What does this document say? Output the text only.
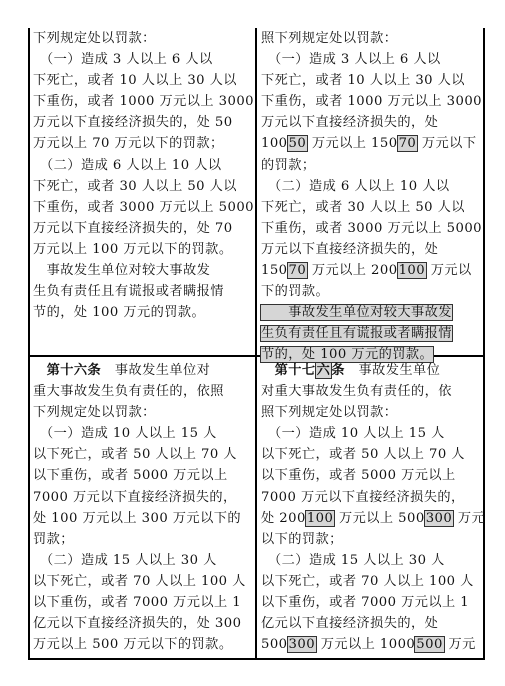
下列规定处以罚款：
　（一）造成 3 人以上 6 人以
下死亡，或者 10 人以上 30 人以
下重伤，或者 1000 万元以上 3000
万元以下直接经济损失的，处 50
万元以上 70 万元以下的罚款；
　（二）造成 6 人以上 10 人以
下死亡，或者 30 人以上 50 人以
下重伤，或者 3000 万元以上 5000
万元以下直接经济损失的，处 70
万元以上 100 万元以下的罚款。
　事故发生单位对较大事故发
生负有责任且有谎报或者瞒报情
节的，处 100 万元的罚款。
照下列规定处以罚款：
　（一）造成 3 人以上 6 人以
下死亡，或者 10 人以上 30 人以
下重伤，或者 1000 万元以上 3000
万元以下直接经济损失的，处
10050 万元以上 15070 万元以下
的罚款；
　（二）造成 6 人以上 10 人以
下死亡，或者 30 人以上 50 人以
下重伤，或者 3000 万元以上 5000
万元以下直接经济损失的，处
15070 万元以上 200100 万元以
下的罚款。
　　事故发生单位对较大事故发
生负有责任且有谎报或者瞒报情
节的，处 100 万元的罚款。
　第十六条　事故发生单位对
重大事故发生负有责任的，依照
下列规定处以罚款：
　（一）造成 10 人以上 15 人
以下死亡，或者 50 人以上 70 人
以下重伤，或者 5000 万元以上
7000 万元以下直接经济损失的，
处 100 万元以上 300 万元以下的
罚款；
　（二）造成 15 人以上 30 人
以下死亡，或者 70 人以上 100 人
以下重伤，或者 7000 万元以上 1
亿元以下直接经济损失的，处 300
万元以上 500 万元以下的罚款。
　第十七六条　事故发生单位
对重大事故发生负有责任的，依
照下列规定处以罚款：
　（一）造成 10 人以上 15 人
以下死亡，或者 50 人以上 70 人
以下重伤，或者 5000 万元以上
7000 万元以下直接经济损失的，
处 200100 万元以上 500300 万元
以下的罚款；
　（二）造成 15 人以上 30 人
以下死亡，或者 70 人以上 100 人
以下重伤，或者 7000 万元以上 1
亿元以下直接经济损失的，处
500300 万元以上 1000500 万元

**STATED EXERCISE**
Extract the full listing above verbatim; pictures are to be left out of the copy.

**SOLUTION TO THIS TASK**
What does this document say? Output the text only.
下列规定处以罚款：
　（一）造成 3 人以上 6 人以
下死亡，或者 10 人以上 30 人以
下重伤，或者 1000 万元以上 3000
万元以下直接经济损失的，处 50
万元以上 70 万元以下的罚款；
　（二）造成 6 人以上 10 人以
下死亡，或者 30 人以上 50 人以
下重伤，或者 3000 万元以上 5000
万元以下直接经济损失的，处 70
万元以上 100 万元以下的罚款。
　事故发生单位对较大事故发
生负有责任且有谎报或者瞒报情
节的，处 100 万元的罚款。
照下列规定处以罚款：
　（一）造成 3 人以上 6 人以
下死亡，或者 10 人以上 30 人以
下重伤，或者 1000 万元以上 3000
万元以下直接经济损失的，处
10050 万元以上 15070 万元以下
的罚款；
　（二）造成 6 人以上 10 人以
下死亡，或者 30 人以上 50 人以
下重伤，或者 3000 万元以上 5000
万元以下直接经济损失的，处
15070 万元以上 200100 万元以
下的罚款。
　　事故发生单位对较大事故发
生负有责任且有谎报或者瞒报情
节的，处 100 万元的罚款。
　第十六条　事故发生单位对
重大事故发生负有责任的，依照
下列规定处以罚款：
　（一）造成 10 人以上 15 人
以下死亡，或者 50 人以上 70 人
以下重伤，或者 5000 万元以上
7000 万元以下直接经济损失的，
处 100 万元以上 300 万元以下的
罚款；
　（二）造成 15 人以上 30 人
以下死亡，或者 70 人以上 100 人
以下重伤，或者 7000 万元以上 1
亿元以下直接经济损失的，处 300
万元以上 500 万元以下的罚款。
　第十七六条　事故发生单位
对重大事故发生负有责任的，依
照下列规定处以罚款：
　（一）造成 10 人以上 15 人
以下死亡，或者 50 人以上 70 人
以下重伤，或者 5000 万元以上
7000 万元以下直接经济损失的，
处 200100 万元以上 500300 万元
以下的罚款；
　（二）造成 15 人以上 30 人
以下死亡，或者 70 人以上 100 人
以下重伤，或者 7000 万元以上 1
亿元以下直接经济损失的，处
500300 万元以上 1000500 万元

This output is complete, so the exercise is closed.